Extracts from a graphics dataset
** begin **
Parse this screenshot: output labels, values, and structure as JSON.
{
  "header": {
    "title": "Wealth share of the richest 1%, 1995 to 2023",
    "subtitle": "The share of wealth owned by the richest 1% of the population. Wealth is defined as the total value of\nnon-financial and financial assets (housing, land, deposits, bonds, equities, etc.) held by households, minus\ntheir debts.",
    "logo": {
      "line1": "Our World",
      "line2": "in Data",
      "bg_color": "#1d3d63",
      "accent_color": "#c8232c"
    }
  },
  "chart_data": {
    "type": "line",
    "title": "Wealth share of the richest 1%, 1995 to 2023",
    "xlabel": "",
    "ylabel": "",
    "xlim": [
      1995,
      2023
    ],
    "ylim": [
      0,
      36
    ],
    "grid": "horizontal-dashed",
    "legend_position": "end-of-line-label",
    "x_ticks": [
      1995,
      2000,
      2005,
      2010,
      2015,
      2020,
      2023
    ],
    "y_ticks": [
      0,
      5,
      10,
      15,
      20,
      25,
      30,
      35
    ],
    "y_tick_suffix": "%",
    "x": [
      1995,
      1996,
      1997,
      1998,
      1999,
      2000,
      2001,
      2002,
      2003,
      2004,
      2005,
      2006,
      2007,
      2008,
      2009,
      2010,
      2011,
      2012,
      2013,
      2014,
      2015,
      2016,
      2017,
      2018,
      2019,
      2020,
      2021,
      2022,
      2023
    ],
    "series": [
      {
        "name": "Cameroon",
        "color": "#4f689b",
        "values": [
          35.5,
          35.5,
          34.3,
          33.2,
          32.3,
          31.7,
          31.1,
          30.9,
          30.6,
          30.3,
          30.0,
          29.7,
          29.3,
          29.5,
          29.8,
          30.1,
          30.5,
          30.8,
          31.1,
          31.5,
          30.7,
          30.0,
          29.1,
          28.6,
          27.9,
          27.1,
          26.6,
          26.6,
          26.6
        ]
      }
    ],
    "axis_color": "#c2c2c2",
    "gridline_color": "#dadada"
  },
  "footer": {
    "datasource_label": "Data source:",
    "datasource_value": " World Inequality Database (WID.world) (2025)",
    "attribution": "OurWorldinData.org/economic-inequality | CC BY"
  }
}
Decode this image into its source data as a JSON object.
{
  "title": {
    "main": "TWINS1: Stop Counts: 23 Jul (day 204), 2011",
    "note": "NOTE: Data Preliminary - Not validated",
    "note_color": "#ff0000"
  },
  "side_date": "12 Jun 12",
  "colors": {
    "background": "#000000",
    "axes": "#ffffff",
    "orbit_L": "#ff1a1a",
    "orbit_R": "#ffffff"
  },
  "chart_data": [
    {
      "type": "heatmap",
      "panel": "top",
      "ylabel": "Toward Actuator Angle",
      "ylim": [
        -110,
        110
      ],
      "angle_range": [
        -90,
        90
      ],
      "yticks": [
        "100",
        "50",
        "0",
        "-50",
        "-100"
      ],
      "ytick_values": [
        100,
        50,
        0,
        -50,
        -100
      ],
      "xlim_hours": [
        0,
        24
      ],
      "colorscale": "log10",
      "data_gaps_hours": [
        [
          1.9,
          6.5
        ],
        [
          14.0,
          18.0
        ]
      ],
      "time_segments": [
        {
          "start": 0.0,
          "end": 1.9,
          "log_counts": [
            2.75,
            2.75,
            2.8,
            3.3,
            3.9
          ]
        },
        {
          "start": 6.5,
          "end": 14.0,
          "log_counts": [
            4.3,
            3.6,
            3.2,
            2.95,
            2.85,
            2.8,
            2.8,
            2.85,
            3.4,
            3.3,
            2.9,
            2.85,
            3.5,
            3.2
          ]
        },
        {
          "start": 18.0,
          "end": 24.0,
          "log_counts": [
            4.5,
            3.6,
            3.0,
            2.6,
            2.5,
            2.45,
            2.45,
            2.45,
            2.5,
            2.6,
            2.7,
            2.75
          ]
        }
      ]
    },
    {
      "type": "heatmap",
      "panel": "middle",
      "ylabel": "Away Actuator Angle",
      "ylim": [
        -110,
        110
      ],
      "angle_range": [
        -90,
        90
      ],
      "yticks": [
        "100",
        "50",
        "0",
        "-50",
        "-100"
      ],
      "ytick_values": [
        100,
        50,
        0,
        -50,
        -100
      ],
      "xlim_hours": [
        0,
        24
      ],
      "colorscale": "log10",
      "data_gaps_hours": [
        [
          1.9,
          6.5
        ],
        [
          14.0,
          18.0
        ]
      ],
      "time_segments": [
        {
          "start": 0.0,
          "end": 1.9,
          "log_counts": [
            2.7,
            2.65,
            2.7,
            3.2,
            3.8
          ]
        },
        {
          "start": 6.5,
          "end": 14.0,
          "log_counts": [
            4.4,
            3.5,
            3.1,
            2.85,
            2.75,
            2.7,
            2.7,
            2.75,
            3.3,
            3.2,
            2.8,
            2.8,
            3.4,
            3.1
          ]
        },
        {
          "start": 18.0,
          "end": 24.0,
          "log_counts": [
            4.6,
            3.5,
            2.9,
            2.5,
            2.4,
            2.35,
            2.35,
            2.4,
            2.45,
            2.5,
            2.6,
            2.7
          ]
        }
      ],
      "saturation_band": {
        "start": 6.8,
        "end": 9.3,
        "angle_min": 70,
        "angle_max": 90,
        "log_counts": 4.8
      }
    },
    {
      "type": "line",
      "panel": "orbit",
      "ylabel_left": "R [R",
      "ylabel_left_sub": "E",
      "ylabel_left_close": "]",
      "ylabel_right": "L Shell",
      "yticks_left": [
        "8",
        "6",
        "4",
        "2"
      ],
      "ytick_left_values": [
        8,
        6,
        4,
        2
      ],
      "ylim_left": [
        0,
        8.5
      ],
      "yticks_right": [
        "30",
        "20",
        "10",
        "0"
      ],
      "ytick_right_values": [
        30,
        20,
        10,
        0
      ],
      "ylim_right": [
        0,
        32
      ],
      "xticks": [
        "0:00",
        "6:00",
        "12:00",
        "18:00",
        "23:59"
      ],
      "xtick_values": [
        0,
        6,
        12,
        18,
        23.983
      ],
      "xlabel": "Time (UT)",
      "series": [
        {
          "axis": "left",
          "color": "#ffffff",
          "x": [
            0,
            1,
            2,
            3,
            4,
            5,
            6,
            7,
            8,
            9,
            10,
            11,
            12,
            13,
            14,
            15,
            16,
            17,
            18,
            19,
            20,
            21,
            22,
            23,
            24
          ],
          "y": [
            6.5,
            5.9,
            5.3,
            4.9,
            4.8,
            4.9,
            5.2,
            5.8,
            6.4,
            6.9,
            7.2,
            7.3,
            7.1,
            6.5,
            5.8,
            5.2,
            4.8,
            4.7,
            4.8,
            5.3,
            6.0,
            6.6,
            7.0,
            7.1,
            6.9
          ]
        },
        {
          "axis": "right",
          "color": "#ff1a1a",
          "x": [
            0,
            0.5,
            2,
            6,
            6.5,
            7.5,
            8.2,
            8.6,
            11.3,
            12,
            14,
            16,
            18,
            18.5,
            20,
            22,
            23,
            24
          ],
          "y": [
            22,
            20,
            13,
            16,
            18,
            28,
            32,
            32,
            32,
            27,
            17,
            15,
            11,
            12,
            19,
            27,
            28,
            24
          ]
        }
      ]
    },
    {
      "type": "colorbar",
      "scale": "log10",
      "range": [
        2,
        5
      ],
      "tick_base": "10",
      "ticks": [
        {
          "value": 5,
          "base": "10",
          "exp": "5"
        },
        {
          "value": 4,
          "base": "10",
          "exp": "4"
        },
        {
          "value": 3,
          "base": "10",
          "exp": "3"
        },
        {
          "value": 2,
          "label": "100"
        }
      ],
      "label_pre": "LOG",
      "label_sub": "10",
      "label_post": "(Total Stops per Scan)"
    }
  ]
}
** end **
WHAT YOU WILL DO – Make an exact copy of the data above.

THE REPLY –
Parse this screenshot: output labels, values, and structure as JSON.
{
  "header": {
    "title": "Wealth share of the richest 1%, 1995 to 2023",
    "subtitle": "The share of wealth owned by the richest 1% of the population. Wealth is defined as the total value of\nnon-financial and financial assets (housing, land, deposits, bonds, equities, etc.) held by households, minus\ntheir debts.",
    "logo": {
      "line1": "Our World",
      "line2": "in Data",
      "bg_color": "#1d3d63",
      "accent_color": "#c8232c"
    }
  },
  "chart_data": {
    "type": "line",
    "title": "Wealth share of the richest 1%, 1995 to 2023",
    "xlabel": "",
    "ylabel": "",
    "xlim": [
      1995,
      2023
    ],
    "ylim": [
      0,
      36
    ],
    "grid": "horizontal-dashed",
    "legend_position": "end-of-line-label",
    "x_ticks": [
      1995,
      2000,
      2005,
      2010,
      2015,
      2020,
      2023
    ],
    "y_ticks": [
      0,
      5,
      10,
      15,
      20,
      25,
      30,
      35
    ],
    "y_tick_suffix": "%",
    "x": [
      1995,
      1996,
      1997,
      1998,
      1999,
      2000,
      2001,
      2002,
      2003,
      2004,
      2005,
      2006,
      2007,
      2008,
      2009,
      2010,
      2011,
      2012,
      2013,
      2014,
      2015,
      2016,
      2017,
      2018,
      2019,
      2020,
      2021,
      2022,
      2023
    ],
    "series": [
      {
        "name": "Cameroon",
        "color": "#4f689b",
        "values": [
          35.5,
          35.5,
          34.3,
          33.2,
          32.3,
          31.7,
          31.1,
          30.9,
          30.6,
          30.3,
          30.0,
          29.7,
          29.3,
          29.5,
          29.8,
          30.1,
          30.5,
          30.8,
          31.1,
          31.5,
          30.7,
          30.0,
          29.1,
          28.6,
          27.9,
          27.1,
          26.6,
          26.6,
          26.6
        ]
      }
    ],
    "axis_color": "#c2c2c2",
    "gridline_color": "#dadada"
  },
  "footer": {
    "datasource_label": "Data source:",
    "datasource_value": " World Inequality Database (WID.world) (2025)",
    "attribution": "OurWorldinData.org/economic-inequality | CC BY"
  }
}
Decode this image into its source data as a JSON object.
{
  "title": {
    "main": "TWINS1: Stop Counts: 23 Jul (day 204), 2011",
    "note": "NOTE: Data Preliminary - Not validated",
    "note_color": "#ff0000"
  },
  "side_date": "12 Jun 12",
  "colors": {
    "background": "#000000",
    "axes": "#ffffff",
    "orbit_L": "#ff1a1a",
    "orbit_R": "#ffffff"
  },
  "chart_data": [
    {
      "type": "heatmap",
      "panel": "top",
      "ylabel": "Toward Actuator Angle",
      "ylim": [
        -110,
        110
      ],
      "angle_range": [
        -90,
        90
      ],
      "yticks": [
        "100",
        "50",
        "0",
        "-50",
        "-100"
      ],
      "ytick_values": [
        100,
        50,
        0,
        -50,
        -100
      ],
      "xlim_hours": [
        0,
        24
      ],
      "colorscale": "log10",
      "data_gaps_hours": [
        [
          1.9,
          6.5
        ],
        [
          14.0,
          18.0
        ]
      ],
      "time_segments": [
        {
          "start": 0.0,
          "end": 1.9,
          "log_counts": [
            2.75,
            2.75,
            2.8,
            3.3,
            3.9
          ]
        },
        {
          "start": 6.5,
          "end": 14.0,
          "log_counts": [
            4.3,
            3.6,
            3.2,
            2.95,
            2.85,
            2.8,
            2.8,
            2.85,
            3.4,
            3.3,
            2.9,
            2.85,
            3.5,
            3.2
          ]
        },
        {
          "start": 18.0,
          "end": 24.0,
          "log_counts": [
            4.5,
            3.6,
            3.0,
            2.6,
            2.5,
            2.45,
            2.45,
            2.45,
            2.5,
            2.6,
            2.7,
            2.75
          ]
        }
      ]
    },
    {
      "type": "heatmap",
      "panel": "middle",
      "ylabel": "Away Actuator Angle",
      "ylim": [
        -110,
        110
      ],
      "angle_range": [
        -90,
        90
      ],
      "yticks": [
        "100",
        "50",
        "0",
        "-50",
        "-100"
      ],
      "ytick_values": [
        100,
        50,
        0,
        -50,
        -100
      ],
      "xlim_hours": [
        0,
        24
      ],
      "colorscale": "log10",
      "data_gaps_hours": [
        [
          1.9,
          6.5
        ],
        [
          14.0,
          18.0
        ]
      ],
      "time_segments": [
        {
          "start": 0.0,
          "end": 1.9,
          "log_counts": [
            2.7,
            2.65,
            2.7,
            3.2,
            3.8
          ]
        },
        {
          "start": 6.5,
          "end": 14.0,
          "log_counts": [
            4.4,
            3.5,
            3.1,
            2.85,
            2.75,
            2.7,
            2.7,
            2.75,
            3.3,
            3.2,
            2.8,
            2.8,
            3.4,
            3.1
          ]
        },
        {
          "start": 18.0,
          "end": 24.0,
          "log_counts": [
            4.6,
            3.5,
            2.9,
            2.5,
            2.4,
            2.35,
            2.35,
            2.4,
            2.45,
            2.5,
            2.6,
            2.7
          ]
        }
      ],
      "saturation_band": {
        "start": 6.8,
        "end": 9.3,
        "angle_min": 70,
        "angle_max": 90,
        "log_counts": 4.8
      }
    },
    {
      "type": "line",
      "panel": "orbit",
      "ylabel_left": "R [R",
      "ylabel_left_sub": "E",
      "ylabel_left_close": "]",
      "ylabel_right": "L Shell",
      "yticks_left": [
        "8",
        "6",
        "4",
        "2"
      ],
      "ytick_left_values": [
        8,
        6,
        4,
        2
      ],
      "ylim_left": [
        0,
        8.5
      ],
      "yticks_right": [
        "30",
        "20",
        "10",
        "0"
      ],
      "ytick_right_values": [
        30,
        20,
        10,
        0
      ],
      "ylim_right": [
        0,
        32
      ],
      "xticks": [
        "0:00",
        "6:00",
        "12:00",
        "18:00",
        "23:59"
      ],
      "xtick_values": [
        0,
        6,
        12,
        18,
        23.983
      ],
      "xlabel": "Time (UT)",
      "series": [
        {
          "axis": "left",
          "color": "#ffffff",
          "x": [
            0,
            1,
            2,
            3,
            4,
            5,
            6,
            7,
            8,
            9,
            10,
            11,
            12,
            13,
            14,
            15,
            16,
            17,
            18,
            19,
            20,
            21,
            22,
            23,
            24
          ],
          "y": [
            6.5,
            5.9,
            5.3,
            4.9,
            4.8,
            4.9,
            5.2,
            5.8,
            6.4,
            6.9,
            7.2,
            7.3,
            7.1,
            6.5,
            5.8,
            5.2,
            4.8,
            4.7,
            4.8,
            5.3,
            6.0,
            6.6,
            7.0,
            7.1,
            6.9
          ]
        },
        {
          "axis": "right",
          "color": "#ff1a1a",
          "x": [
            0,
            0.5,
            2,
            6,
            6.5,
            7.5,
            8.2,
            8.6,
            11.3,
            12,
            14,
            16,
            18,
            18.5,
            20,
            22,
            23,
            24
          ],
          "y": [
            22,
            20,
            13,
            16,
            18,
            28,
            32,
            32,
            32,
            27,
            17,
            15,
            11,
            12,
            19,
            27,
            28,
            24
          ]
        }
      ]
    },
    {
      "type": "colorbar",
      "scale": "log10",
      "range": [
        2,
        5
      ],
      "tick_base": "10",
      "ticks": [
        {
          "value": 5,
          "base": "10",
          "exp": "5"
        },
        {
          "value": 4,
          "base": "10",
          "exp": "4"
        },
        {
          "value": 3,
          "base": "10",
          "exp": "3"
        },
        {
          "value": 2,
          "label": "100"
        }
      ],
      "label_pre": "LOG",
      "label_sub": "10",
      "label_post": "(Total Stops per Scan)"
    }
  ]
}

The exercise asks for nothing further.